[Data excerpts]
━━━━━━━━
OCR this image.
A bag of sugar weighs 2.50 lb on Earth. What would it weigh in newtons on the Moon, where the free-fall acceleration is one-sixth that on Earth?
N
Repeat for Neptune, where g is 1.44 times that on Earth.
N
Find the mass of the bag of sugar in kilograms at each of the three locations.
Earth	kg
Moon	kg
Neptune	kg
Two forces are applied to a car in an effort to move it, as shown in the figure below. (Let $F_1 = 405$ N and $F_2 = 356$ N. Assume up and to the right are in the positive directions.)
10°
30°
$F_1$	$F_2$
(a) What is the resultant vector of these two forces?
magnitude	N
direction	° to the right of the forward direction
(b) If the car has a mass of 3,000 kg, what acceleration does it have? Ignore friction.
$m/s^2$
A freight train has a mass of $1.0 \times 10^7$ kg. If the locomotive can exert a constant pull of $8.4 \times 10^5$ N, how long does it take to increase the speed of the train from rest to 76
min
━━━━━━━━
▶ Exercise description
Give back each line above precisely as it stands.

▶ Worked answer
OCR this image.
A bag of sugar weighs 2.50 lb on Earth. What would it weigh in newtons on the Moon, where the free-fall acceleration is one-sixth that on Earth?
N
Repeat for Neptune, where g is 1.44 times that on Earth.
N
Find the mass of the bag of sugar in kilograms at each of the three locations.
Earth	kg
Moon	kg
Neptune	kg
Two forces are applied to a car in an effort to move it, as shown in the figure below. (Let $F_1 = 405$ N and $F_2 = 356$ N. Assume up and to the right are in the positive directions.)
10°
30°
$F_1$	$F_2$
(a) What is the resultant vector of these two forces?
magnitude	N
direction	° to the right of the forward direction
(b) If the car has a mass of 3,000 kg, what acceleration does it have? Ignore friction.
$m/s^2$
A freight train has a mass of $1.0 \times 10^7$ kg. If the locomotive can exert a constant pull of $8.4 \times 10^5$ N, how long does it take to increase the speed of the train from rest to 76
min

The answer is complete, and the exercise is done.